Recorded data
— start —
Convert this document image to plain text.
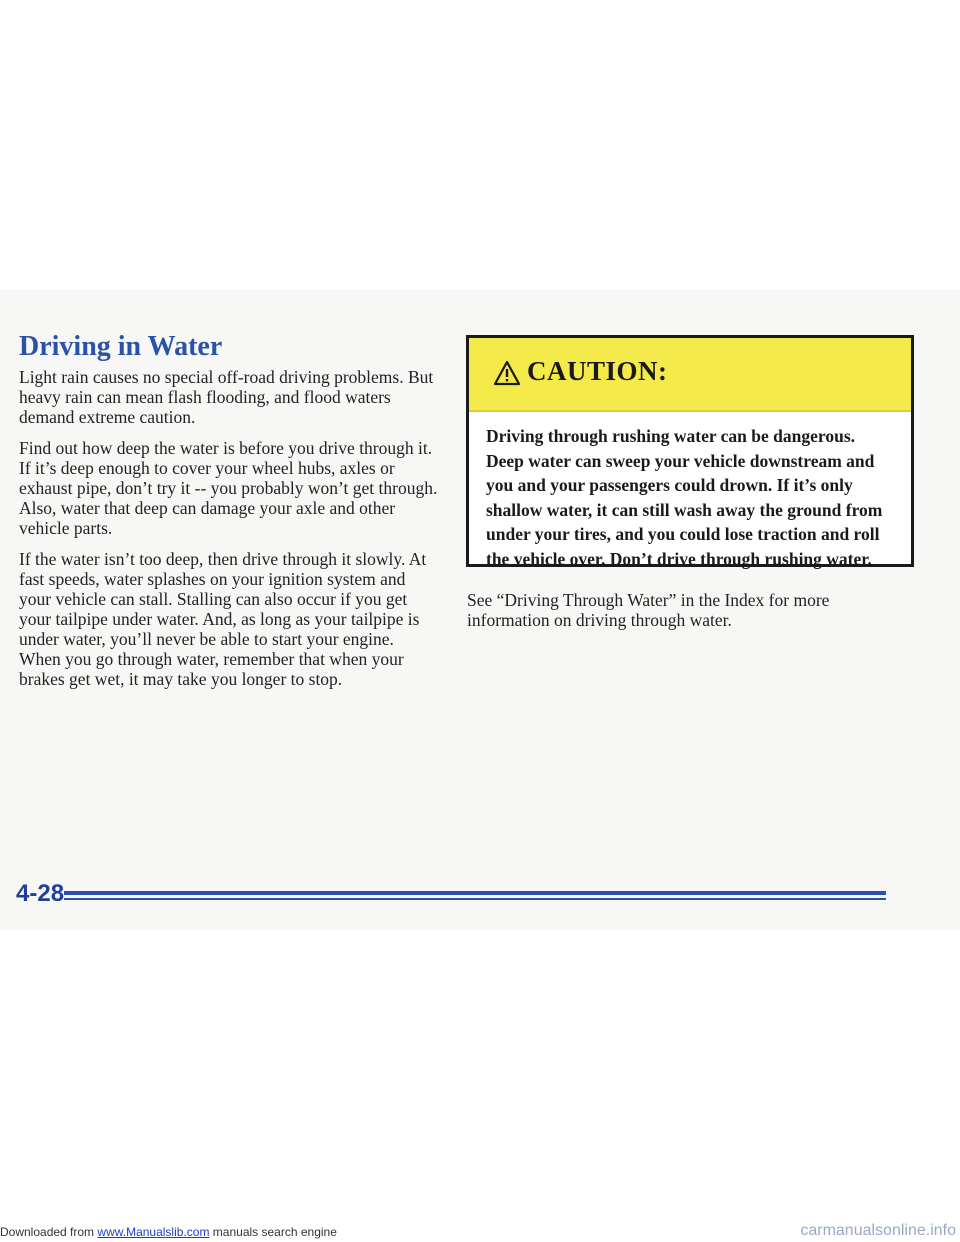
Driving in Water

Light rain causes no special off-road driving problems. But heavy rain can mean flash flooding, and flood waters demand extreme caution.

Find out how deep the water is before you drive through it. If it’s deep enough to cover your wheel hubs, axles or exhaust pipe, don’t try it -- you probably won’t get through. Also, water that deep can damage your axle and other vehicle parts.

If the water isn’t too deep, then drive through it slowly. At fast speeds, water splashes on your ignition system and your vehicle can stall. Stalling can also occur if you get your tailpipe under water. And, as long as your tailpipe is under water, you’ll never be able to start your engine. When you go through water, remember that when your brakes get wet, it may take you longer to stop.

CAUTION:
Driving through rushing water can be dangerous. Deep water can sweep your vehicle downstream and you and your passengers could drown. If it’s only shallow water, it can still wash away the ground from under your tires, and you could lose traction and roll the vehicle over. Don’t drive through rushing water.

See “Driving Through Water” in the Index for more information on driving through water.

4-28
Downloaded from www.Manualslib.com manuals search engine	carmanualsonline.info
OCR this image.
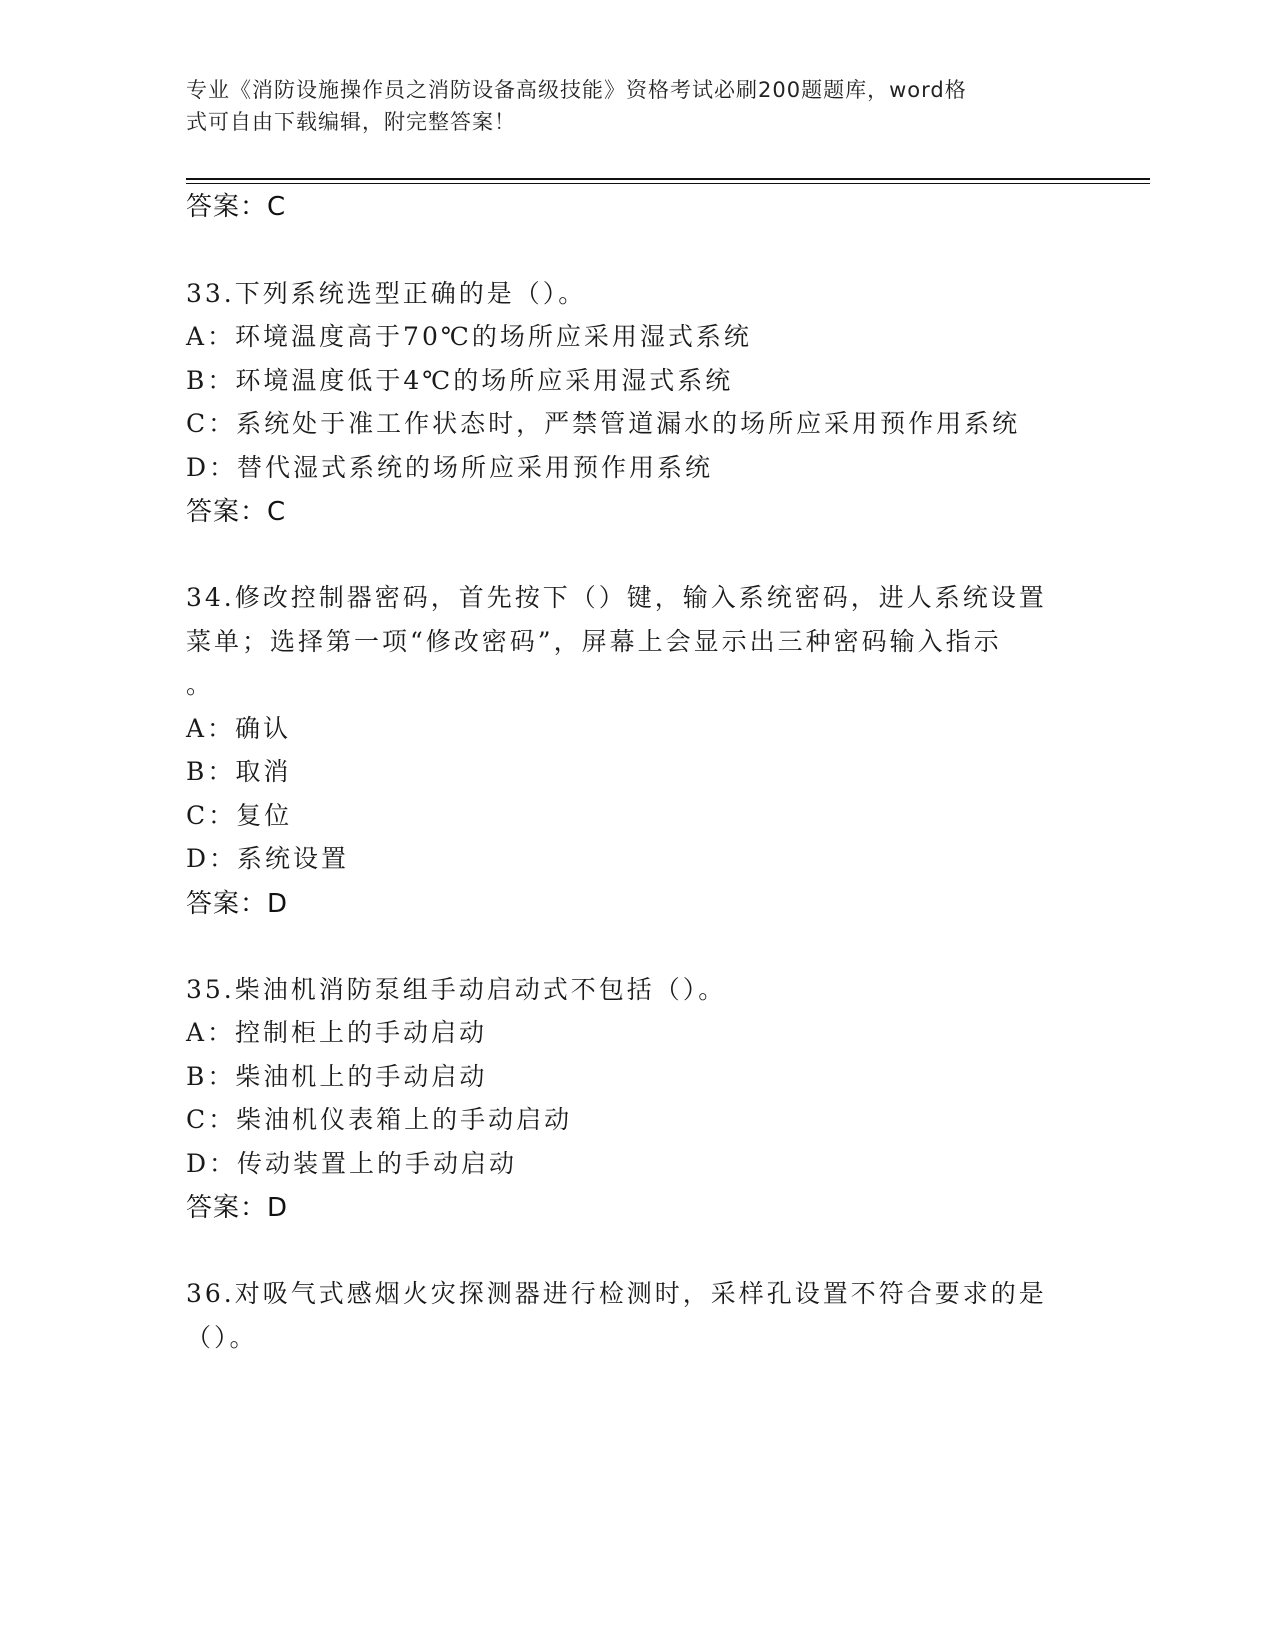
专业《消防设施操作员之消防设备高级技能》资格考试必刷200题题库，word格
式可自由下载编辑，附完整答案！
答案：C
33.下列系统选型正确的是（）。
A：环境温度高于70℃的场所应采用湿式系统
B：环境温度低于4℃的场所应采用湿式系统
C：系统处于准工作状态时，严禁管道漏水的场所应采用预作用系统
D：替代湿式系统的场所应采用预作用系统
答案：C
34.修改控制器密码，首先按下（）键，输入系统密码，进人系统设置
菜单；选择第一项“修改密码”，屏幕上会显示出三种密码输入指示
。
A：确认
B：取消
C：复位
D：系统设置
答案：D
35.柴油机消防泵组手动启动式不包括（）。
A：控制柜上的手动启动
B：柴油机上的手动启动
C：柴油机仪表箱上的手动启动
D：传动装置上的手动启动
答案：D
36.对吸气式感烟火灾探测器进行检测时，采样孔设置不符合要求的是
（）。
— end —
Task goal:
In the data above, how many lines contain the string "this"? Answer with the number only.

Final result:
2